Exercise: Scan each line of the records for the word "verified" and extract the ones that have it.

Dataset excerpts:

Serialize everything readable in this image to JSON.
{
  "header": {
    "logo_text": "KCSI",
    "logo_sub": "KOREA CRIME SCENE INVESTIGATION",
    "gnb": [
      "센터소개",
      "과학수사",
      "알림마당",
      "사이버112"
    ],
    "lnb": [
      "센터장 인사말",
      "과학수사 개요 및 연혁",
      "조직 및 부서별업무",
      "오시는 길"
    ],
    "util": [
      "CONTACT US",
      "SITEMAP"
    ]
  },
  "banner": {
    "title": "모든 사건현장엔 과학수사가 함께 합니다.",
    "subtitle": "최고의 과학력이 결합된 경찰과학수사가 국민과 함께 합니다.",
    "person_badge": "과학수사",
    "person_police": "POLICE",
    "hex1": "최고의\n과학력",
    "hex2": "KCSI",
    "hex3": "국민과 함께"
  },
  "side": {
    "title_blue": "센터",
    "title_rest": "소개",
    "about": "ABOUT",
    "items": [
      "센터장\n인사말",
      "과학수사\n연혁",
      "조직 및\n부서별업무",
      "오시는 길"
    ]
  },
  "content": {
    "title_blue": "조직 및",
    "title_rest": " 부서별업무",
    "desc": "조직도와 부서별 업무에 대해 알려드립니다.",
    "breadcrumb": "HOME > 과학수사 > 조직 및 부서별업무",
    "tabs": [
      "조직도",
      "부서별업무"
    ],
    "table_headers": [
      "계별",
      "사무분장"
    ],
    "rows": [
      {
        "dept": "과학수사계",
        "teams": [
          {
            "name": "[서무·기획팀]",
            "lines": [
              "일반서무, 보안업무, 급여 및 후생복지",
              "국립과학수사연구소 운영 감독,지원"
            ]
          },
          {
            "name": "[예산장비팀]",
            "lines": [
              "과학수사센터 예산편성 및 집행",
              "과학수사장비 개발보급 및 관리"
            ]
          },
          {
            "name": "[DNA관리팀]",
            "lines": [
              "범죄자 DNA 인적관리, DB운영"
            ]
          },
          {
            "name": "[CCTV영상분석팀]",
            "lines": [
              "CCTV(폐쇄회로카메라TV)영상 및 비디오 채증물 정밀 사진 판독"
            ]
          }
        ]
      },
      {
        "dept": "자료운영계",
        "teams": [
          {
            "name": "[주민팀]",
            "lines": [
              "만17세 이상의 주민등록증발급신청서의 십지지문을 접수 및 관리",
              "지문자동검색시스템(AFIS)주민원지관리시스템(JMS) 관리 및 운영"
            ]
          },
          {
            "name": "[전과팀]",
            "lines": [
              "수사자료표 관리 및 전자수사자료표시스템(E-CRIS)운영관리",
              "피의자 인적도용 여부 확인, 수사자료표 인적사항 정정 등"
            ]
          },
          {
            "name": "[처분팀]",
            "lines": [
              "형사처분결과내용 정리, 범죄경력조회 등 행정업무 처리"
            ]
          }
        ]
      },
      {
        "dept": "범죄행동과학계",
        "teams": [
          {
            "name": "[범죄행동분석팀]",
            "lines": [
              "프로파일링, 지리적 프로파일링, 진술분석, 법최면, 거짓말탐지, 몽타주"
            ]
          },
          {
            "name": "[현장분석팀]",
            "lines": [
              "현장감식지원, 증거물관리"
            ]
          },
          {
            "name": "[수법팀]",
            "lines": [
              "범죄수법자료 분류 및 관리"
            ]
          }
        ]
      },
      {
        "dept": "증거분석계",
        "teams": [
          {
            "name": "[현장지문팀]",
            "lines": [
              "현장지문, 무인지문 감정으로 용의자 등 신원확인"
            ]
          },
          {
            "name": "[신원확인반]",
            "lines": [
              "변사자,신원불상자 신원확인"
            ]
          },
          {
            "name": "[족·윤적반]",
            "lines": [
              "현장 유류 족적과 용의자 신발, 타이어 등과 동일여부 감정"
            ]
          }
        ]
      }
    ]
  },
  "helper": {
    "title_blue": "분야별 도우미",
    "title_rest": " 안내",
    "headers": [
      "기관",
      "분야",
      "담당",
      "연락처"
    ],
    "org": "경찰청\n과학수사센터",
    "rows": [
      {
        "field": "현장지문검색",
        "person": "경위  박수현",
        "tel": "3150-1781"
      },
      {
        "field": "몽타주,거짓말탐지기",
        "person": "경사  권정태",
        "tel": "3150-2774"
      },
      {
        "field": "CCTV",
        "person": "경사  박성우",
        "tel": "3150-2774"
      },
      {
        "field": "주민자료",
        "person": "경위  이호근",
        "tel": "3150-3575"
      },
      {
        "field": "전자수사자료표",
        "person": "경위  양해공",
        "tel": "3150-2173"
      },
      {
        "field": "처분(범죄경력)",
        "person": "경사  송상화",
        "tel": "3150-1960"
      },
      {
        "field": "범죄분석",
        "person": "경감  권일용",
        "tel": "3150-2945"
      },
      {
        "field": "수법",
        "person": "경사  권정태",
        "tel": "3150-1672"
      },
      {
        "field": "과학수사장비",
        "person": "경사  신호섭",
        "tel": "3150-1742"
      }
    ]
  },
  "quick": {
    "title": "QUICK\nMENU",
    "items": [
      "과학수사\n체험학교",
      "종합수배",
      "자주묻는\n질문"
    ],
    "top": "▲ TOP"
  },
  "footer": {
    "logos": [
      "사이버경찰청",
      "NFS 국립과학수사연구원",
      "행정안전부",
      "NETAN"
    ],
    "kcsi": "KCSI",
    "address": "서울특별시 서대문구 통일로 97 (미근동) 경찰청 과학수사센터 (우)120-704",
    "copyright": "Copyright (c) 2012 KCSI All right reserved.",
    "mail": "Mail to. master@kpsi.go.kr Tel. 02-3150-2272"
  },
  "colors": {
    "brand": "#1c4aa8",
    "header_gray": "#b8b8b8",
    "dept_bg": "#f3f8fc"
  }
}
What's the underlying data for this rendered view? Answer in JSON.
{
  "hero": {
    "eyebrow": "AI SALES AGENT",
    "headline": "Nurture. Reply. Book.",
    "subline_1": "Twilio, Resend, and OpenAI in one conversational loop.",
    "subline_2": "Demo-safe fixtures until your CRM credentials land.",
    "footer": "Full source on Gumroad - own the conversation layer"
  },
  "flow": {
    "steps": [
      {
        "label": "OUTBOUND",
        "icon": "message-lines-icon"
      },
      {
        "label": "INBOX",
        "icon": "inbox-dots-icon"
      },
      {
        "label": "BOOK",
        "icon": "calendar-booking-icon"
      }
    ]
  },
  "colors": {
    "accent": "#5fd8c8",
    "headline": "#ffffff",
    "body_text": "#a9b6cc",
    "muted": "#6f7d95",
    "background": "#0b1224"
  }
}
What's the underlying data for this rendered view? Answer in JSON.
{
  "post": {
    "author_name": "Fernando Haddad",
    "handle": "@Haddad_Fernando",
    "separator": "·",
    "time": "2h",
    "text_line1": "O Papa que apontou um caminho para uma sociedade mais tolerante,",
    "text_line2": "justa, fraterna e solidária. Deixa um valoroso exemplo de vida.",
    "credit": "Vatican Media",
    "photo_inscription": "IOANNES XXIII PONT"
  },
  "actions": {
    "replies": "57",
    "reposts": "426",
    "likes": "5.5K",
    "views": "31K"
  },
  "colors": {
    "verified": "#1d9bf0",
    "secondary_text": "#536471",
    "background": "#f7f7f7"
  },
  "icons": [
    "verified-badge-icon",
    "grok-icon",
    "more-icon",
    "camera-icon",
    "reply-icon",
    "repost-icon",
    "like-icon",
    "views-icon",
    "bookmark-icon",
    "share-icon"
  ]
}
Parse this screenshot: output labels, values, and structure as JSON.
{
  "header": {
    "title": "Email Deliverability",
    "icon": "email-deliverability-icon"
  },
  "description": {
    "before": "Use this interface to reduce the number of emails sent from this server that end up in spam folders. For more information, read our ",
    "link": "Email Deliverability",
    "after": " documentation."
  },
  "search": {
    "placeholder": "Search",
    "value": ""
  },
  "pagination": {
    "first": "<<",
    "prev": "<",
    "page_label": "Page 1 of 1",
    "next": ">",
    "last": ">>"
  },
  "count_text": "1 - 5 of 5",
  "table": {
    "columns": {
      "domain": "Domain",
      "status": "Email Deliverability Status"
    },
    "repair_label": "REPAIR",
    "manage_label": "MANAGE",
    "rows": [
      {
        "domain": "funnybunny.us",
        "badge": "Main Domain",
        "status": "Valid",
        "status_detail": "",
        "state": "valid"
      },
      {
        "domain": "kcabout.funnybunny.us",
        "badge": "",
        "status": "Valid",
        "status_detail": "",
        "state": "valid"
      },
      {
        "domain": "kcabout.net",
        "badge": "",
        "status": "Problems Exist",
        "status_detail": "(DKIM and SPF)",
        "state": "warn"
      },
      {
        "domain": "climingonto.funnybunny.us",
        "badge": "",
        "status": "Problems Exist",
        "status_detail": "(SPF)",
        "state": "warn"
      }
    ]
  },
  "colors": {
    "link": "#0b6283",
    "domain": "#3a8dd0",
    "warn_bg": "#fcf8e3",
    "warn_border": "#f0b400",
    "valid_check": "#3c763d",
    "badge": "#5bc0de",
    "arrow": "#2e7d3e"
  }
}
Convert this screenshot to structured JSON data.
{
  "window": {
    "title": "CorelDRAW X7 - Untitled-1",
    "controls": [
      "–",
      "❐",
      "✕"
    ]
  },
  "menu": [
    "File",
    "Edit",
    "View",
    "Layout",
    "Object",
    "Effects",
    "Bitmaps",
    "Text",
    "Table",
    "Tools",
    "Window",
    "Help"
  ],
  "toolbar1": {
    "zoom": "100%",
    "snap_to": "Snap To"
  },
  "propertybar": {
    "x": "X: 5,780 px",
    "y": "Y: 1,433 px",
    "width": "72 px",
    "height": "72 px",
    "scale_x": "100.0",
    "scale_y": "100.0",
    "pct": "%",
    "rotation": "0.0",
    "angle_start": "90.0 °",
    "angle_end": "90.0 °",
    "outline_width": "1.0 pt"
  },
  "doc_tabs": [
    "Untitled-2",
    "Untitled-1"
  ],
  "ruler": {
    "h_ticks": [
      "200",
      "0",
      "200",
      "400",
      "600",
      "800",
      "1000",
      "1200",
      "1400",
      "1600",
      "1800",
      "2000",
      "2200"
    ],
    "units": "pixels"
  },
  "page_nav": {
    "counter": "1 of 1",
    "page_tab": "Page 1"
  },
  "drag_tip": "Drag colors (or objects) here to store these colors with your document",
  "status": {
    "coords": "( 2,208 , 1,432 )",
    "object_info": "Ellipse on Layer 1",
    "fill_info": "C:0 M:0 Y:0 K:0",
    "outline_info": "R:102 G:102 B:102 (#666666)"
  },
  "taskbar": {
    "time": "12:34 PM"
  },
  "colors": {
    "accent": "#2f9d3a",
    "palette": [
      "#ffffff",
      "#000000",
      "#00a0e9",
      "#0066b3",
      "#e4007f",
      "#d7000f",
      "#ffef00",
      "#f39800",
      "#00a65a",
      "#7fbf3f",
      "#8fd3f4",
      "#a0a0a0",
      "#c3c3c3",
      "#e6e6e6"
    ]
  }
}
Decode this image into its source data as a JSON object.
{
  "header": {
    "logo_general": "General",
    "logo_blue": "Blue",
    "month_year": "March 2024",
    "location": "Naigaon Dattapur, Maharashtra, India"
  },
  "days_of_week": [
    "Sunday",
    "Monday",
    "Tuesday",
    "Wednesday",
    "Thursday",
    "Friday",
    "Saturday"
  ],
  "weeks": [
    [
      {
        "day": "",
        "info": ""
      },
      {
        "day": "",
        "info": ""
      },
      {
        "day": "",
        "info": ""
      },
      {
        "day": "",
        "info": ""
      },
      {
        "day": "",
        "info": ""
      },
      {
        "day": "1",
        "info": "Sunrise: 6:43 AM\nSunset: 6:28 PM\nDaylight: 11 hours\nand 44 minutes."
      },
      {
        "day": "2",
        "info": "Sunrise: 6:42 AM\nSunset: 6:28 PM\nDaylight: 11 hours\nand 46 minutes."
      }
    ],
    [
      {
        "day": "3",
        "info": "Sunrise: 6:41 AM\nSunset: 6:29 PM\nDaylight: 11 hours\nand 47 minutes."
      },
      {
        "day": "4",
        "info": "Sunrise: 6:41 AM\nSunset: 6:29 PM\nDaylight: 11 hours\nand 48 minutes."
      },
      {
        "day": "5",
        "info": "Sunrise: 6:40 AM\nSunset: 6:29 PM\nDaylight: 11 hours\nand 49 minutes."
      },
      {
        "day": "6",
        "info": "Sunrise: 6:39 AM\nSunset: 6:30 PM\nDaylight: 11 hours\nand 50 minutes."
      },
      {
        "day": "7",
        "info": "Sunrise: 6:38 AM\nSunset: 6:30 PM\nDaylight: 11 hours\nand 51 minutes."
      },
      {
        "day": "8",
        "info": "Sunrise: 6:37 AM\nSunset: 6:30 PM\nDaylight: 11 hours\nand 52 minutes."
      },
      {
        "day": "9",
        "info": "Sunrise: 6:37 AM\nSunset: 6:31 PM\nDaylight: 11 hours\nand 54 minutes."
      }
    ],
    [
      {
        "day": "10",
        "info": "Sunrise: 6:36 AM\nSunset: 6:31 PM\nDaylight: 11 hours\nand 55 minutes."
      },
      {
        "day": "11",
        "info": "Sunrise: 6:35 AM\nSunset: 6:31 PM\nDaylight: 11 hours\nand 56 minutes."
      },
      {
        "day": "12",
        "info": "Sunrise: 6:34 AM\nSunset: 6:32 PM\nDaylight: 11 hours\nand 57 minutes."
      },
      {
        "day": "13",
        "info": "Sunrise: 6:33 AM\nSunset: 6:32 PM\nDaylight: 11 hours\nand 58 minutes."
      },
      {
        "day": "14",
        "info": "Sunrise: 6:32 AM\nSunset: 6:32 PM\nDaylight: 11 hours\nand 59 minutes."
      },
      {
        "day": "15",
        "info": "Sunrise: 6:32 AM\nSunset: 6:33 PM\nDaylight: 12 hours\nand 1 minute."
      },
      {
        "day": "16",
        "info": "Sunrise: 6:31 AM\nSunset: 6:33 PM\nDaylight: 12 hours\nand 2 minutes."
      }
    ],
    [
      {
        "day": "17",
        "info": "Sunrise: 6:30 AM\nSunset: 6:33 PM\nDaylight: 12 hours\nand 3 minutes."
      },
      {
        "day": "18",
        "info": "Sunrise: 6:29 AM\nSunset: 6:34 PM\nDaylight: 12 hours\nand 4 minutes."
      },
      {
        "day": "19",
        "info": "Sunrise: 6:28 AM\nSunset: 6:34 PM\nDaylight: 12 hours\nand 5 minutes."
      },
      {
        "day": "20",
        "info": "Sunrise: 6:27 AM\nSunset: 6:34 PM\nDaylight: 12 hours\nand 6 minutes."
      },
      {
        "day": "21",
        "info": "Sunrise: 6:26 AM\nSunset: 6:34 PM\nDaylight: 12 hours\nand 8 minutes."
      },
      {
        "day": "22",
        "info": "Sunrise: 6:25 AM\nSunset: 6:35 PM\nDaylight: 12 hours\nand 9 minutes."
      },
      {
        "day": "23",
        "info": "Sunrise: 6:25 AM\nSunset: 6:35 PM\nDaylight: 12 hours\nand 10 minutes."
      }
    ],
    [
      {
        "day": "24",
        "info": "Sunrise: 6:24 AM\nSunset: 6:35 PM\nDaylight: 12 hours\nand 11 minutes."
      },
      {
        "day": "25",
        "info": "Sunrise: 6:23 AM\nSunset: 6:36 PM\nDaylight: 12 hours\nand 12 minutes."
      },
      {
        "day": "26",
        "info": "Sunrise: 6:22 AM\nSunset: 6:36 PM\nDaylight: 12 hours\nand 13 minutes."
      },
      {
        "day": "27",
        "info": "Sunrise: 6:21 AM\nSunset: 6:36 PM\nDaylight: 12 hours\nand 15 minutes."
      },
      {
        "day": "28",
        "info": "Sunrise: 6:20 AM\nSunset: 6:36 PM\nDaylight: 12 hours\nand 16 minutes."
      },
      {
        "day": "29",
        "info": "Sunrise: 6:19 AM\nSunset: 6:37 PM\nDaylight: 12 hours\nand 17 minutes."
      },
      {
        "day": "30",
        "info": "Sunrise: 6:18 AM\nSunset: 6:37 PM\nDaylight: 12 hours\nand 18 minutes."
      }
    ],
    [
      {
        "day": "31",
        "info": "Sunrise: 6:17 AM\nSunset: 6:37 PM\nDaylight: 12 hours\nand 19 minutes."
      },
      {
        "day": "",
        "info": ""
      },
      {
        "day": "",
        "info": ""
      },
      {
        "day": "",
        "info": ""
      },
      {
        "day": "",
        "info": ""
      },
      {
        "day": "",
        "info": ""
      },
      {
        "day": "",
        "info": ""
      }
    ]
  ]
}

Exercise output:
    "verified": "#1d9bf0",
    "verified-badge-icon",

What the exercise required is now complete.